# Extracted records:
--- START ---

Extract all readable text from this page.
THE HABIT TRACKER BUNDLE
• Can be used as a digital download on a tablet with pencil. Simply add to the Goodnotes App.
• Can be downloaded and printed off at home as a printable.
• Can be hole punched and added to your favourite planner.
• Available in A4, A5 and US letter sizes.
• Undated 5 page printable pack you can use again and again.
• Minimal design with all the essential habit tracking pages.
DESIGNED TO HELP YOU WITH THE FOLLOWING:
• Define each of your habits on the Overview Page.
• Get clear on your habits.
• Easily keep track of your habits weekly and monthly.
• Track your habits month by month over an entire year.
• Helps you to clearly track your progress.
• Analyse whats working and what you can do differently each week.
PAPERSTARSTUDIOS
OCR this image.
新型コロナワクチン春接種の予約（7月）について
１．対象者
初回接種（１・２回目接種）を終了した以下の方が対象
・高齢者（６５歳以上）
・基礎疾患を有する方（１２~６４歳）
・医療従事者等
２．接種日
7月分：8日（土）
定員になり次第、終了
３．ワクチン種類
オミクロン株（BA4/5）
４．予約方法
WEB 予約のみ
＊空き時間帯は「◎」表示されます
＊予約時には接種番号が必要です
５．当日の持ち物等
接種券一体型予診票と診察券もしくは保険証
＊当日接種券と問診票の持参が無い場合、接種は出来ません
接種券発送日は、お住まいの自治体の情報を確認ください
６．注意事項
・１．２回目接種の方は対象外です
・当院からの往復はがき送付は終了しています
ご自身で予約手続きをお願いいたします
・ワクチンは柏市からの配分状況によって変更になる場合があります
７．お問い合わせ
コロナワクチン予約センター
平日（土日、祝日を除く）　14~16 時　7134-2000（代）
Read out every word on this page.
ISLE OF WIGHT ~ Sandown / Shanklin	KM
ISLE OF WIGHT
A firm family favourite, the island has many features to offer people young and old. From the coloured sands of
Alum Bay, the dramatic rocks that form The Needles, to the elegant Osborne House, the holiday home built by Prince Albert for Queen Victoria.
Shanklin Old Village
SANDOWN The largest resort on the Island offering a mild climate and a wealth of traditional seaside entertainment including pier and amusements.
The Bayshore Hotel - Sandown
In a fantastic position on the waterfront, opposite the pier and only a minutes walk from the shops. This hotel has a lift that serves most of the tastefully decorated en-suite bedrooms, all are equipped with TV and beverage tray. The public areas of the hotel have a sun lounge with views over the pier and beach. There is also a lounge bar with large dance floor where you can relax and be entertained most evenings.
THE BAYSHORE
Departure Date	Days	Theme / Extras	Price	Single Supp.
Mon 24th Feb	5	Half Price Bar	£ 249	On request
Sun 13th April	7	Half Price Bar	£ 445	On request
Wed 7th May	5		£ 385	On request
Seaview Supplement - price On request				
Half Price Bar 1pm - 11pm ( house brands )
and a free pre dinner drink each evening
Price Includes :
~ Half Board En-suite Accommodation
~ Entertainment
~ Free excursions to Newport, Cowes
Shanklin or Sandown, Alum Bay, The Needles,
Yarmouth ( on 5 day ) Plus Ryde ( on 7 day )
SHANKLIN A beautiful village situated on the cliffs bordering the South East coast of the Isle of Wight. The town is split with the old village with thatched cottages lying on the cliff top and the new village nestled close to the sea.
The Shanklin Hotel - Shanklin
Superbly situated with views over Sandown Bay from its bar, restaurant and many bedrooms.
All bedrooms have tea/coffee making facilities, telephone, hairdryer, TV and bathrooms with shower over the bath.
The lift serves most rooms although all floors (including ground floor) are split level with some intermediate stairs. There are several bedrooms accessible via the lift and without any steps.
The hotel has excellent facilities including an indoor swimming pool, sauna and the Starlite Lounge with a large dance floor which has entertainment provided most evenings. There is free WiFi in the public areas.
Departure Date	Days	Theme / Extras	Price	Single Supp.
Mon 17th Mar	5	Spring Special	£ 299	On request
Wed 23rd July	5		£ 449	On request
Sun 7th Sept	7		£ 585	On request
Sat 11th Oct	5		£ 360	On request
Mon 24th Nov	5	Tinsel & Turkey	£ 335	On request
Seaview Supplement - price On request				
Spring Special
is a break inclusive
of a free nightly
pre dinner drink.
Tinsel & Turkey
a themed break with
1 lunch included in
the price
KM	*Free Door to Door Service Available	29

--- END ---

# YOUR OBJECTIVE:
Lines containing the word "habits" are to be counted in the listing; state their number alone.

# FULL OUTPUT:
4